**Problem statement**
In the listing below, locate the lines that hold "this" and copy them.

**Stored data entries**

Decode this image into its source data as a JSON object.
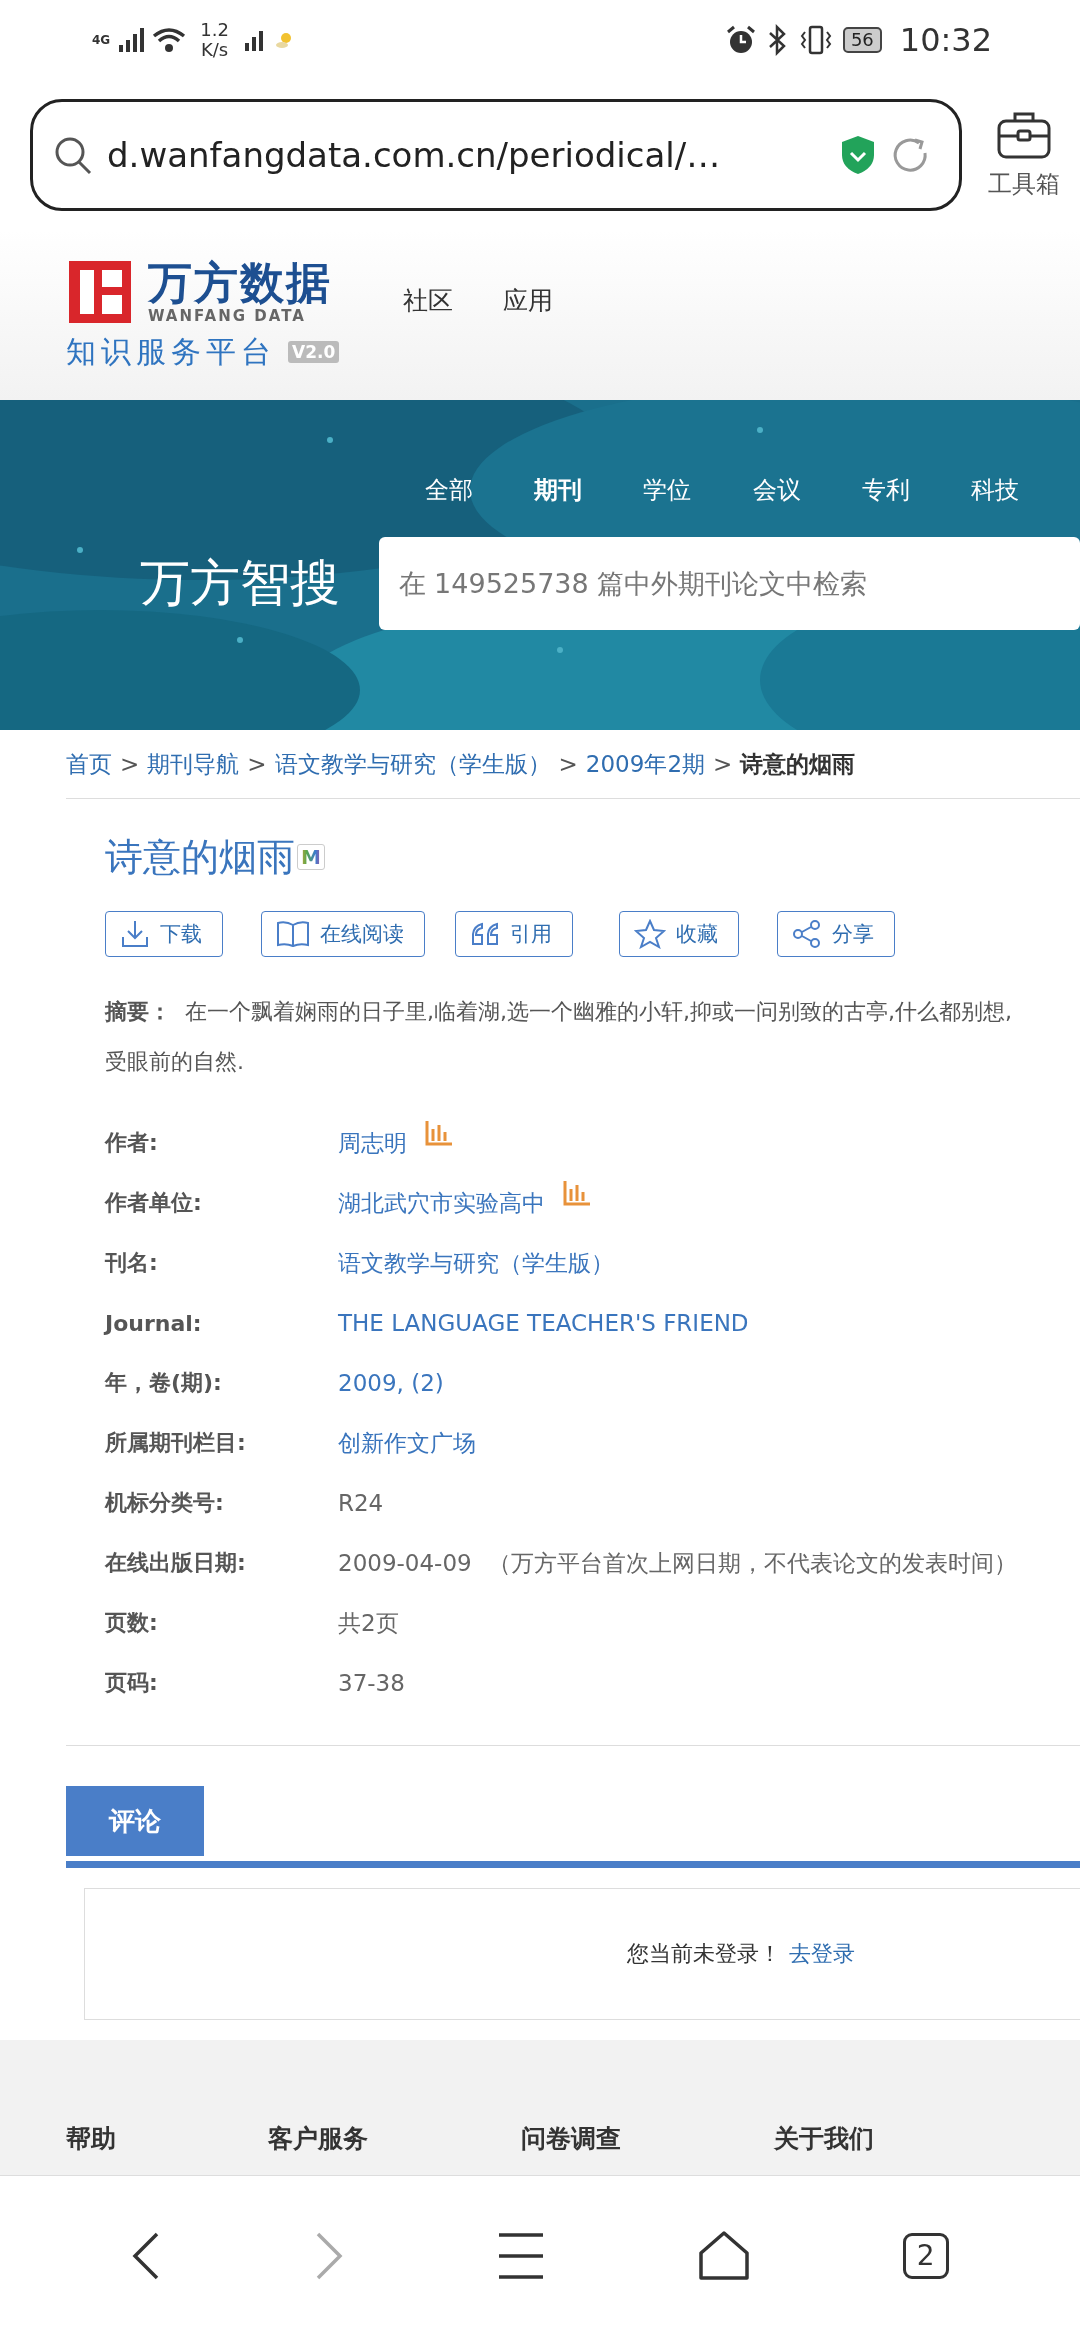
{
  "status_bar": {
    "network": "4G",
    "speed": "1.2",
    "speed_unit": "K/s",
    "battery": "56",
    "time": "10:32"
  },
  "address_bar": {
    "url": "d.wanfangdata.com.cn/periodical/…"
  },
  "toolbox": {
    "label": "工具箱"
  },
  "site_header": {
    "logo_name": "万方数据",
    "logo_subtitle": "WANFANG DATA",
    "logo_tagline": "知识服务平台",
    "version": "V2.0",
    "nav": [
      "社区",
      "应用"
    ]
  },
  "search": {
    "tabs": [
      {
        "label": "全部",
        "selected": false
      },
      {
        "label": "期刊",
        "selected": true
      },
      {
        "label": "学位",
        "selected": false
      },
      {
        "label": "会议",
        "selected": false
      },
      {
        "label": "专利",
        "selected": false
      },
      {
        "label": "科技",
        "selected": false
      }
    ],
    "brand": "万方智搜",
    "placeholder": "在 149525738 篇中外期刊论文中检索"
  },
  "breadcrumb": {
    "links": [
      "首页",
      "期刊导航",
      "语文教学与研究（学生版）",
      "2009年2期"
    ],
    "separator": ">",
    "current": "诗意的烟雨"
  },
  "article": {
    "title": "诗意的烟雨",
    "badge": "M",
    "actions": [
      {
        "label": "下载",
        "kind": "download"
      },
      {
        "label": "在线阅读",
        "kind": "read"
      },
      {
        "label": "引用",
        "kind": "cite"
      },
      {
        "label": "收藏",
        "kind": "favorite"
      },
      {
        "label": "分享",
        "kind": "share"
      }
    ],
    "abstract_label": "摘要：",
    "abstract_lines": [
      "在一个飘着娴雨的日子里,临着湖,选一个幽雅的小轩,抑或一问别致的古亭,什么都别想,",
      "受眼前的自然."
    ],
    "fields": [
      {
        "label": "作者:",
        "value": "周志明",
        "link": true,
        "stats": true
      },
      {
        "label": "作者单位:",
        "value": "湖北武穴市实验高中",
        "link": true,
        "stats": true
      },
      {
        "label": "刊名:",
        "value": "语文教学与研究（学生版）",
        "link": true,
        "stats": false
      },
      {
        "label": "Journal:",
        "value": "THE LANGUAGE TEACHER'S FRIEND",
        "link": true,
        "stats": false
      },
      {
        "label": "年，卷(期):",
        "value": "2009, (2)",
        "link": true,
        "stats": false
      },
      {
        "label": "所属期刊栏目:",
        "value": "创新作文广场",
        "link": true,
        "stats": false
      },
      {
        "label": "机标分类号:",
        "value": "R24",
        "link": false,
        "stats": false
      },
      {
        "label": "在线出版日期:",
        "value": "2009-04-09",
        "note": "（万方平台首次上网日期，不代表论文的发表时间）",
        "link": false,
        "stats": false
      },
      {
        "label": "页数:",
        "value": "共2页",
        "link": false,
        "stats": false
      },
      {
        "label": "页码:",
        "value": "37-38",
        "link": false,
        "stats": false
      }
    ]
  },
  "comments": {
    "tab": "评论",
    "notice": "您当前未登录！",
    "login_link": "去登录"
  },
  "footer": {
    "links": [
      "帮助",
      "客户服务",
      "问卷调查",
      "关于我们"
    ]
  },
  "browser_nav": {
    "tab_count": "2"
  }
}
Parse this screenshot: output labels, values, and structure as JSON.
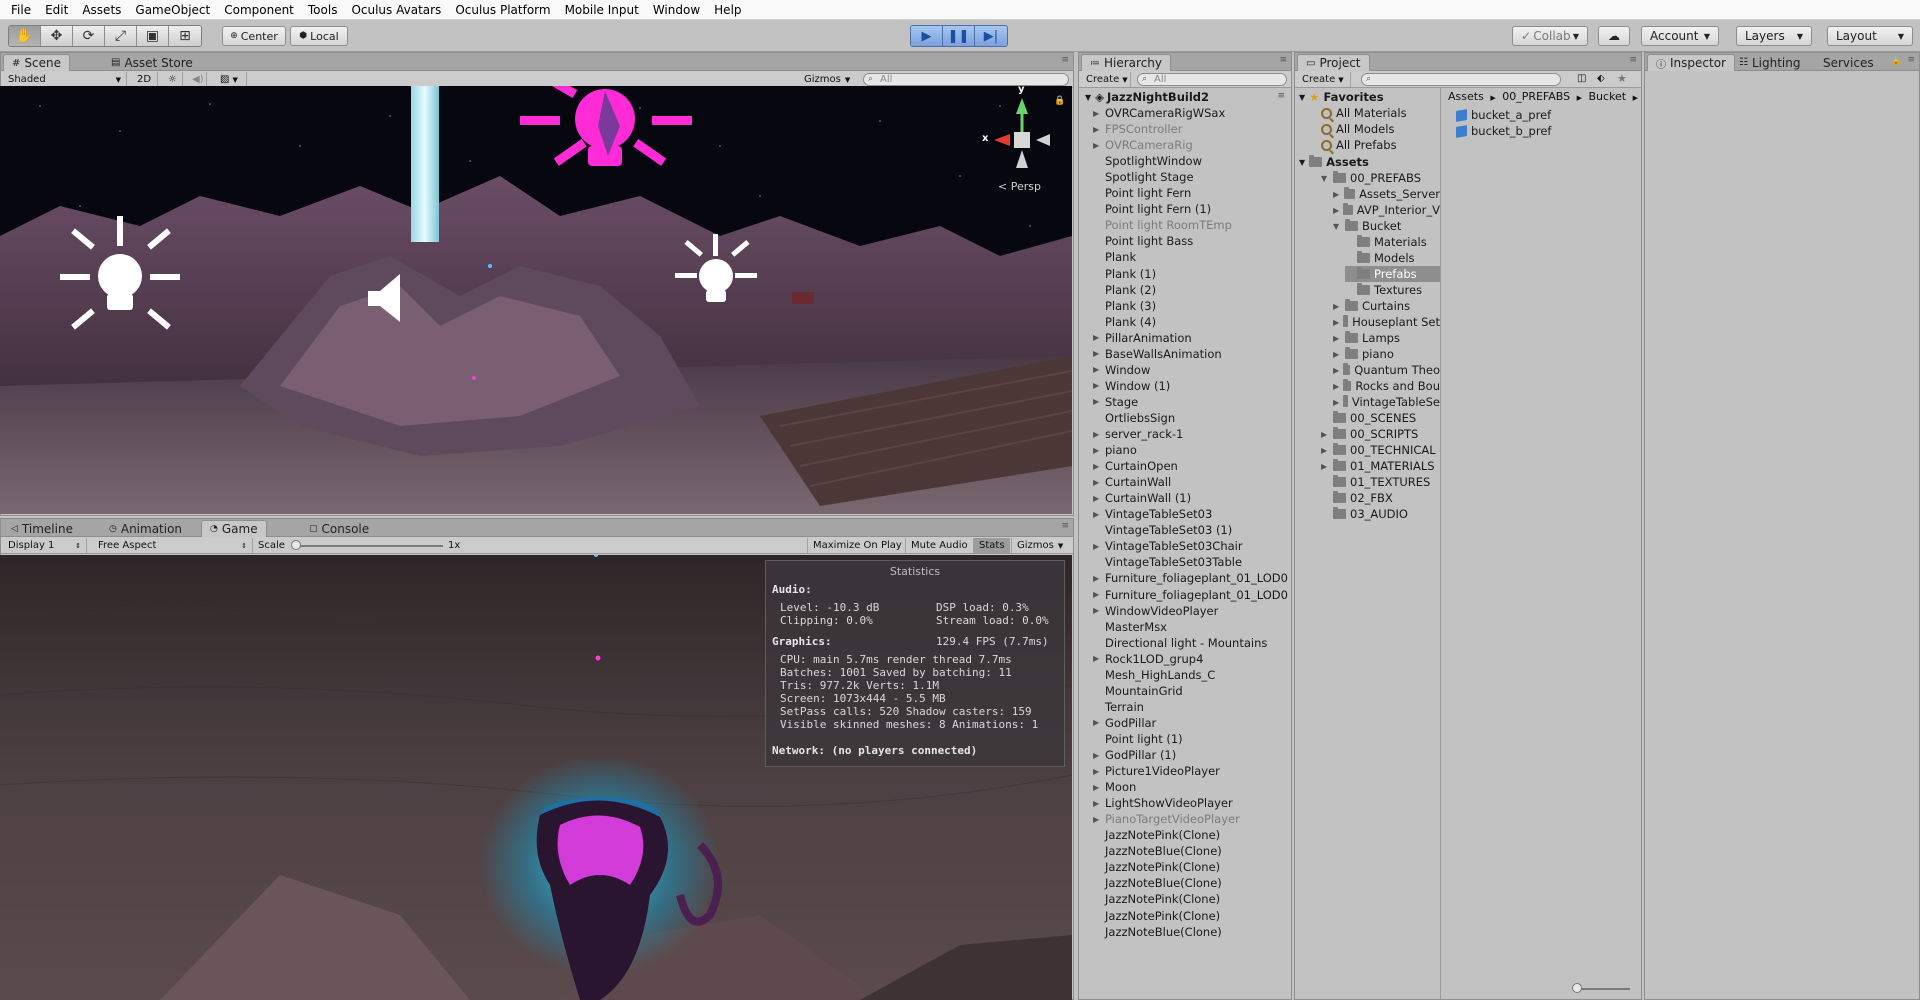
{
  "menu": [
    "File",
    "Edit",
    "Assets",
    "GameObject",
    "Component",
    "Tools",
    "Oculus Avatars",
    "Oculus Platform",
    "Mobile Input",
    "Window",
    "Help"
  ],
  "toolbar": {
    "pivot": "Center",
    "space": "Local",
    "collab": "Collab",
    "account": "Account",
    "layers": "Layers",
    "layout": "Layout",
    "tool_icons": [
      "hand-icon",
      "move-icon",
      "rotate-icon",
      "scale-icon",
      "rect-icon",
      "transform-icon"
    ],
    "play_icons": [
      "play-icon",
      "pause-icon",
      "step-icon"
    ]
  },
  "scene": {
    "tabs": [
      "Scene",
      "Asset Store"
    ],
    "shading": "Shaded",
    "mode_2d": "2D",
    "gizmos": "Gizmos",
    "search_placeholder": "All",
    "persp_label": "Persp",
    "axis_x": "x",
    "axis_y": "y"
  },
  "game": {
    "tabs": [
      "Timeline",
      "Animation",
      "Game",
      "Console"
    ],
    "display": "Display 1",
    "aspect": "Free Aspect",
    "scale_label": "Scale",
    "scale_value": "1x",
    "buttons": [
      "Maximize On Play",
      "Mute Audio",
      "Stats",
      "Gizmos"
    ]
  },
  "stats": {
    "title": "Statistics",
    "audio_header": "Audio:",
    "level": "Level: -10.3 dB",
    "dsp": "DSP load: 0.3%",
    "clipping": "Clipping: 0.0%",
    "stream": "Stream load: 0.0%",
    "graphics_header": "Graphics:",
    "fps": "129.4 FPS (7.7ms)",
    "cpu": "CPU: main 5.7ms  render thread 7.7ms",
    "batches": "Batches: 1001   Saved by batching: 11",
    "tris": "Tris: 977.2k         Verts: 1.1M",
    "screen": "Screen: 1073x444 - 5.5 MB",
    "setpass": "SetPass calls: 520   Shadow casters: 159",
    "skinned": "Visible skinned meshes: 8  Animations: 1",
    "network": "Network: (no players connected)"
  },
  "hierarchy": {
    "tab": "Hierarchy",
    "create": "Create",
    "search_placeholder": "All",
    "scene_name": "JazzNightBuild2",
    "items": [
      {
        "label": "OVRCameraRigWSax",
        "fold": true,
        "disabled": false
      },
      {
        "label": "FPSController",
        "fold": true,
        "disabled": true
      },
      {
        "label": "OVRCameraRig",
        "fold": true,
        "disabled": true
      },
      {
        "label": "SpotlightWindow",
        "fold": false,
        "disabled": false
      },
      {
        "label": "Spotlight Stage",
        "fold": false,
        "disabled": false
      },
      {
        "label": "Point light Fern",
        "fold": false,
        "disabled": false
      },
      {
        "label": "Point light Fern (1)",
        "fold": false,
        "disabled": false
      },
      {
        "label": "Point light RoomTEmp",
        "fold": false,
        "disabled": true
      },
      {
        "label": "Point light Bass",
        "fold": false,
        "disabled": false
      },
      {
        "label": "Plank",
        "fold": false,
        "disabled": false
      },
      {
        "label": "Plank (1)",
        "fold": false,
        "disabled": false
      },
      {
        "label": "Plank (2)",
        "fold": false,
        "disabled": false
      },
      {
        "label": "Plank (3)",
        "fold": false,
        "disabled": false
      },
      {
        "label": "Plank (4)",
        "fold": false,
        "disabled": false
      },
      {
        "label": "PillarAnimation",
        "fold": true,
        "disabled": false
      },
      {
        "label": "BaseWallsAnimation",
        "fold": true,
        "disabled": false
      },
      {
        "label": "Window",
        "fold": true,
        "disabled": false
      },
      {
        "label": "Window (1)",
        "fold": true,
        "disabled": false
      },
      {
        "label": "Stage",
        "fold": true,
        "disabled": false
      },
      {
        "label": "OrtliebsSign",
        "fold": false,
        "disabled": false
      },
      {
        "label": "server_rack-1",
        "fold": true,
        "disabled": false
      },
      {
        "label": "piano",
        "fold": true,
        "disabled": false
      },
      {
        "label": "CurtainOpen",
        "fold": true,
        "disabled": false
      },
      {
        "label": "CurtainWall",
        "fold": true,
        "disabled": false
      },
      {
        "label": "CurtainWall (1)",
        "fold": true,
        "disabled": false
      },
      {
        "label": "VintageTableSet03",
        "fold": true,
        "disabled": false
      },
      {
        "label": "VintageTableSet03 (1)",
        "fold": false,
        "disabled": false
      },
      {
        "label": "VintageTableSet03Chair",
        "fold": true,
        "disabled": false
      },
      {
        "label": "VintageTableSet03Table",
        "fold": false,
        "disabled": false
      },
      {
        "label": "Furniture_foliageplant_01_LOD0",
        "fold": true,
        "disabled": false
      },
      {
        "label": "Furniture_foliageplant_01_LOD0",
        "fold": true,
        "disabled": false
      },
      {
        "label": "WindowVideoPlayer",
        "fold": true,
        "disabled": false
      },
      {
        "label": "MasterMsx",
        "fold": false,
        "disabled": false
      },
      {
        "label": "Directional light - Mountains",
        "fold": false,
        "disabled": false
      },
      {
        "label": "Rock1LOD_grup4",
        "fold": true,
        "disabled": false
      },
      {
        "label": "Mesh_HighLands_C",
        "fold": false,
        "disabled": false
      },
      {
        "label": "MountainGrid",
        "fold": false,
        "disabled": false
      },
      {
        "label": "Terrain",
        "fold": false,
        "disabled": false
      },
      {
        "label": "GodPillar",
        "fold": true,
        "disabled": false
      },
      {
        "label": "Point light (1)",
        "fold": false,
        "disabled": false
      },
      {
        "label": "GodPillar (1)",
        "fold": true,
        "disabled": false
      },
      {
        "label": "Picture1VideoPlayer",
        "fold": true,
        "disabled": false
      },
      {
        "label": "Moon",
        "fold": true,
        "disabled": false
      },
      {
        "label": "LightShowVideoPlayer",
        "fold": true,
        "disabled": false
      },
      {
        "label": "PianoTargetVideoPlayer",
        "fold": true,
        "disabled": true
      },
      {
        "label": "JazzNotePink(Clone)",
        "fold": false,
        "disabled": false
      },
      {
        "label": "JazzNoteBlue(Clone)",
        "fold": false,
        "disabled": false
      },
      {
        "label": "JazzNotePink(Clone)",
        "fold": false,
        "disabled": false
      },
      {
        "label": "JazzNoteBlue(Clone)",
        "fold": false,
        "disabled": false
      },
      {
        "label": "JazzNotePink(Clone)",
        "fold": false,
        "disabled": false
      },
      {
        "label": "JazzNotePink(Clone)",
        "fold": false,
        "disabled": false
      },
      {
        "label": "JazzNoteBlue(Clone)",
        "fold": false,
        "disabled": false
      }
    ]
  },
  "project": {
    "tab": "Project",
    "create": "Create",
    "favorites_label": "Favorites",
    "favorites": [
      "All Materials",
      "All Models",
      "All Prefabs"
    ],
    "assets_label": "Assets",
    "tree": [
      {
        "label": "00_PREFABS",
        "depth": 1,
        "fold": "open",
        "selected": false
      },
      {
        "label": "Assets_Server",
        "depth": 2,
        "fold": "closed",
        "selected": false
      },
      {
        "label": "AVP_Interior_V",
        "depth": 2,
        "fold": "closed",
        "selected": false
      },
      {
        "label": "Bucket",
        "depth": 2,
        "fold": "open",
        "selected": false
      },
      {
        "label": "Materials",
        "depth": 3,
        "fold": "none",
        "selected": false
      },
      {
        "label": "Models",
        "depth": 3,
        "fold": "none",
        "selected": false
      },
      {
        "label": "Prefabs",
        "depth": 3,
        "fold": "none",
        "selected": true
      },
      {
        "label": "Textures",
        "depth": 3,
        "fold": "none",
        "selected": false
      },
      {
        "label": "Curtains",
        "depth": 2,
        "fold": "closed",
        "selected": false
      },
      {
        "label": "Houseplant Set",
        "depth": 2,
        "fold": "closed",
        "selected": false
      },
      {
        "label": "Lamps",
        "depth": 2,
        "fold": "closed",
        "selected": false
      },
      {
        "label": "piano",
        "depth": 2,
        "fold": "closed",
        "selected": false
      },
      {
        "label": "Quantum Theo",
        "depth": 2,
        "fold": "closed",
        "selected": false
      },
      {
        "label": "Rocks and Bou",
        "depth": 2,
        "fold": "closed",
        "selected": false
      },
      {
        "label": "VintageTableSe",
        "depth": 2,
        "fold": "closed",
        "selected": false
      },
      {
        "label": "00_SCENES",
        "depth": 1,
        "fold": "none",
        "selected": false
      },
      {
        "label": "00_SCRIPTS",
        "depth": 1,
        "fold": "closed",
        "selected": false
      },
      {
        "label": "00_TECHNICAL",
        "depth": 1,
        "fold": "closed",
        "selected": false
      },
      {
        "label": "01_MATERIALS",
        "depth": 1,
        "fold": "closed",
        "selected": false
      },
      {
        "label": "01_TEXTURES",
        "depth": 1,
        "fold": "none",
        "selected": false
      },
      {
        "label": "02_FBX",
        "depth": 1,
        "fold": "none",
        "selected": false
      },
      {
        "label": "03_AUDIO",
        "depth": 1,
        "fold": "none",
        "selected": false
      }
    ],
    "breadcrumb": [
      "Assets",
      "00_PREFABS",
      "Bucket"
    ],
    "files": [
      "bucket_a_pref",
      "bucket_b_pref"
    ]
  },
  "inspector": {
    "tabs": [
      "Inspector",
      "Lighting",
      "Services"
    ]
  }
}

**Reply to the task**
Decode this image into its source data as a JSON object.
Parse this screenshot: output labels, values, and structure as JSON.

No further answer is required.